● **Objetivo del ejercicio**: Según el texto extraído, ¿quién salía del gran pastel con velas en el sueño?

● **Texto extraído**:
───

Nunca comprendí la gracia de las camisetas de Kukuxumusu, supongo que mi sentido del humor es de otra rama. Una de mis pesadillas más recurrentes solía ser que todos mis amigos se ponían de acuerdo para regalarme camisetas de Kukuxumusu, de colores variados y con diversos animales pintados con colores planos y en situaciones hilarantes. En mi sueño también había un gran pastel con velas, y de él salía Molly Ringwald con un cartel en el que ponía «eat my motherfucking tits, micki». Eso mejoraba considerablemente el sueño. Pero luego una de las velas provocaba un incendio que calcinaba la ciudad al completo y el alcalde me culpaba a mi, lo cual volvía a otorgar al sueño su categoría de pesadilla.

───

● **Material proporcionado**:

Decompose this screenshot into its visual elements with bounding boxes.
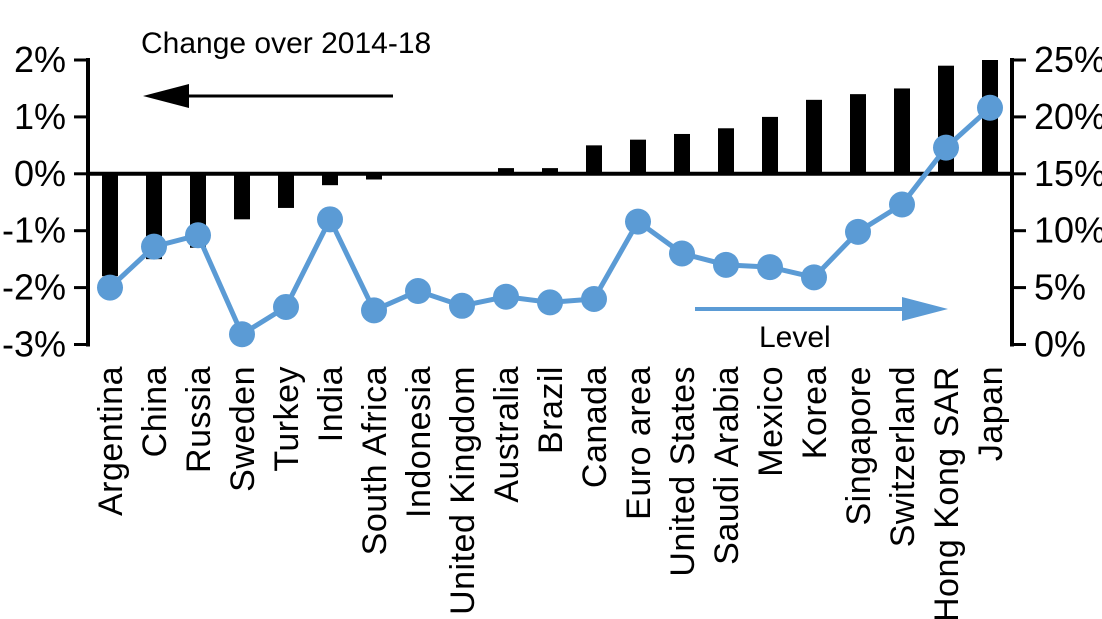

───

● **Resultado**: Molly Ringwald.